▶ [PROBLEM TO WORK ON]: Print all of the entries exactly, minus the pictures.

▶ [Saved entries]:
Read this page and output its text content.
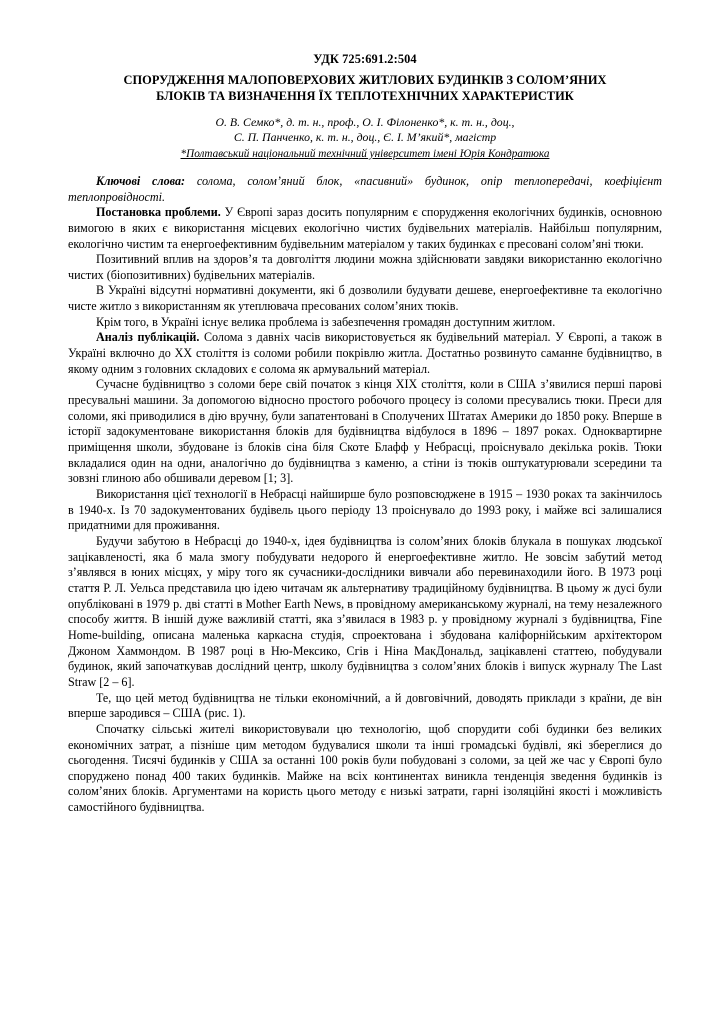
УДК 725:691.2:504
СПОРУДЖЕННЯ МАЛОПОВЕРХОВИХ ЖИТЛОВИХ БУДИНКІВ З СОЛОМ’ЯНИХ
БЛОКІВ ТА ВИЗНАЧЕННЯ ЇХ ТЕПЛОТЕХНІЧНИХ ХАРАКТЕРИСТИК
О. В. Семко*, д. т. н., проф., О. І. Філоненко*, к. т. н., доц.,
С. П. Панченко, к. т. н., доц., Є. І. М’який*, магістр
*Полтавський національний технічний університет імені Юрія Кондратюка

Ключові слова: солома, солом’яний блок, «пасивний» будинок, опір теплопередачі, коефіцієнт теплопровідності.

Постановка проблеми. У Європі зараз досить популярним є спорудження екологічних будинків, основною вимогою в яких є використання місцевих екологічно чистих будівельних матеріалів. Найбільш популярним, екологічно чистим та енергоефективним будівельним матеріалом у таких будинках є пресовані солом’яні тюки.

Позитивний вплив на здоров’я та довголіття людини можна здійснювати завдяки використанню екологічно чистих (біопозитивних) будівельних матеріалів.

В Україні відсутні нормативні документи, які б дозволили будувати дешеве, енергоефективне та екологічно чисте житло з використанням як утеплювача пресованих солом’яних тюків.

Крім того, в Україні існує велика проблема із забезпечення громадян доступним житлом.

Аналіз публікацій. Солома з давніх часів використовується як будівельний матеріал. У Європі, а також в Україні включно до ХХ століття із соломи робили покрівлю житла. Достатньо розвинуто саманне будівництво, в якому одним з головних складових є солома як армувальний матеріал.

Сучасне будівництво з соломи бере свій початок з кінця ХІХ століття, коли в США з’явилися перші парові пресувальні машини. За допомогою відносно простого робочого процесу із соломи пресувались тюки. Преси для соломи, які приводилися в дію вручну, були запатентовані в Сполучених Штатах Америки до 1850 року. Вперше в історії задокументоване використання блоків для будівництва відбулося в 1896 – 1897 роках. Одноквартирне приміщення школи, збудоване із блоків сіна біля Скоте Блафф у Небрасці, проіснувало декілька років. Тюки вкладалися один на одни, аналогічно до будівництва з каменю, а стіни із тюків оштукатурювали зсередини та зовзні глиною або обшивали деревом [1; 3].

Використання цієї технології в Небрасці найширше було розповсюджене в 1915 – 1930 роках та закінчилось в 1940-х. Із 70 задокументованих будівель цього періоду 13 проіснувало до 1993 року, і майже всі залишалися придатними для проживання.

Будучи забутою в Небрасці до 1940-х, ідея будівництва із солом’яних блоків блукала в пошуках людської зацікавленості, яка б мала змогу побудувати недорого й енергоефективне житло. Не зовсім забутий метод з’являвся в юних місцях, у міру того як сучасники-дослідники вивчали або перевинаходили його. В 1973 році стаття Р. Л. Уельса представила цю ідею читачам як альтернативу традиційному будівництва. В цьому ж дусі були опубліковані в 1979 р. дві статті в Mother Earth News, в провідному американському журналі, на тему незалежного способу життя. В іншій дуже важливій статті, яка з’явилася в 1983 р. у провідному журналі з будівництва, Fine Home-building, описана маленька каркасна студія, спроектована і збудована каліфорнійським архітектором Джоном Хаммондом. В 1987 році в Ню-Мексико, Сгів і Ніна МакДональд, зацікавлені статтею, побудували будинок, який започаткував дослідний центр, школу будівництва з солом’яних блоків і випуск журналу The Last Straw [2 – 6].

Те, що цей метод будівництва не тільки економічний, а й довговічний, доводять приклади з країни, де він вперше зародився – США (рис. 1).

Спочатку сільські жителі використовували цю технологію, щоб спорудити собі будинки без великих економічних затрат, а пізніше цим методом будувалися школи та інші громадські будівлі, які збереглися до сьогодення. Тисячі будинків у США за останні 100 років були побудовані з соломи, за цей же час у Європі було споруджено понад 400 таких будинків. Майже на всіх континентах виникла тенденція зведення будинків із солом’яних блоків. Аргументами на користь цього методу є низькі затрати, гарні ізоляційні якості і можливість самостійного будівництва.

▶ [OUTPUT BELOW]:
Read this page and output its text content.
УДК 725:691.2:504
СПОРУДЖЕННЯ МАЛОПОВЕРХОВИХ ЖИТЛОВИХ БУДИНКІВ З СОЛОМ’ЯНИХ
БЛОКІВ ТА ВИЗНАЧЕННЯ ЇХ ТЕПЛОТЕХНІЧНИХ ХАРАКТЕРИСТИК
О. В. Семко*, д. т. н., проф., О. І. Філоненко*, к. т. н., доц.,
С. П. Панченко, к. т. н., доц., Є. І. М’який*, магістр
*Полтавський національний технічний університет імені Юрія Кондратюка

Ключові слова: солома, солом’яний блок, «пасивний» будинок, опір теплопередачі, коефіцієнт теплопровідності.

Постановка проблеми. У Європі зараз досить популярним є спорудження екологічних будинків, основною вимогою в яких є використання місцевих екологічно чистих будівельних матеріалів. Найбільш популярним, екологічно чистим та енергоефективним будівельним матеріалом у таких будинках є пресовані солом’яні тюки.

Позитивний вплив на здоров’я та довголіття людини можна здійснювати завдяки використанню екологічно чистих (біопозитивних) будівельних матеріалів.

В Україні відсутні нормативні документи, які б дозволили будувати дешеве, енергоефективне та екологічно чисте житло з використанням як утеплювача пресованих солом’яних тюків.

Крім того, в Україні існує велика проблема із забезпечення громадян доступним житлом.

Аналіз публікацій. Солома з давніх часів використовується як будівельний матеріал. У Європі, а також в Україні включно до ХХ століття із соломи робили покрівлю житла. Достатньо розвинуто саманне будівництво, в якому одним з головних складових є солома як армувальний матеріал.

Сучасне будівництво з соломи бере свій початок з кінця ХІХ століття, коли в США з’явилися перші парові пресувальні машини. За допомогою відносно простого робочого процесу із соломи пресувались тюки. Преси для соломи, які приводилися в дію вручну, були запатентовані в Сполучених Штатах Америки до 1850 року. Вперше в історії задокументоване використання блоків для будівництва відбулося в 1896 – 1897 роках. Одноквартирне приміщення школи, збудоване із блоків сіна біля Скоте Блафф у Небрасці, проіснувало декілька років. Тюки вкладалися один на одни, аналогічно до будівництва з каменю, а стіни із тюків оштукатурювали зсередини та зовзні глиною або обшивали деревом [1; 3].

Використання цієї технології в Небрасці найширше було розповсюджене в 1915 – 1930 роках та закінчилось в 1940-х. Із 70 задокументованих будівель цього періоду 13 проіснувало до 1993 року, і майже всі залишалися придатними для проживання.

Будучи забутою в Небрасці до 1940-х, ідея будівництва із солом’яних блоків блукала в пошуках людської зацікавленості, яка б мала змогу побудувати недорого й енергоефективне житло. Не зовсім забутий метод з’являвся в юних місцях, у міру того як сучасники-дослідники вивчали або перевинаходили його. В 1973 році стаття Р. Л. Уельса представила цю ідею читачам як альтернативу традиційному будівництва. В цьому ж дусі були опубліковані в 1979 р. дві статті в Mother Earth News, в провідному американському журналі, на тему незалежного способу життя. В іншій дуже важливій статті, яка з’явилася в 1983 р. у провідному журналі з будівництва, Fine Home-building, описана маленька каркасна студія, спроектована і збудована каліфорнійським архітектором Джоном Хаммондом. В 1987 році в Ню-Мексико, Сгів і Ніна МакДональд, зацікавлені статтею, побудували будинок, який започаткував дослідний центр, школу будівництва з солом’яних блоків і випуск журналу The Last Straw [2 – 6].

Те, що цей метод будівництва не тільки економічний, а й довговічний, доводять приклади з країни, де він вперше зародився – США (рис. 1).

Спочатку сільські жителі використовували цю технологію, щоб спорудити собі будинки без великих економічних затрат, а пізніше цим методом будувалися школи та інші громадські будівлі, які збереглися до сьогодення. Тисячі будинків у США за останні 100 років були побудовані з соломи, за цей же час у Європі було споруджено понад 400 таких будинків. Майже на всіх континентах виникла тенденція зведення будинків із солом’яних блоків. Аргументами на користь цього методу є низькі затрати, гарні ізоляційні якості і можливість самостійного будівництва.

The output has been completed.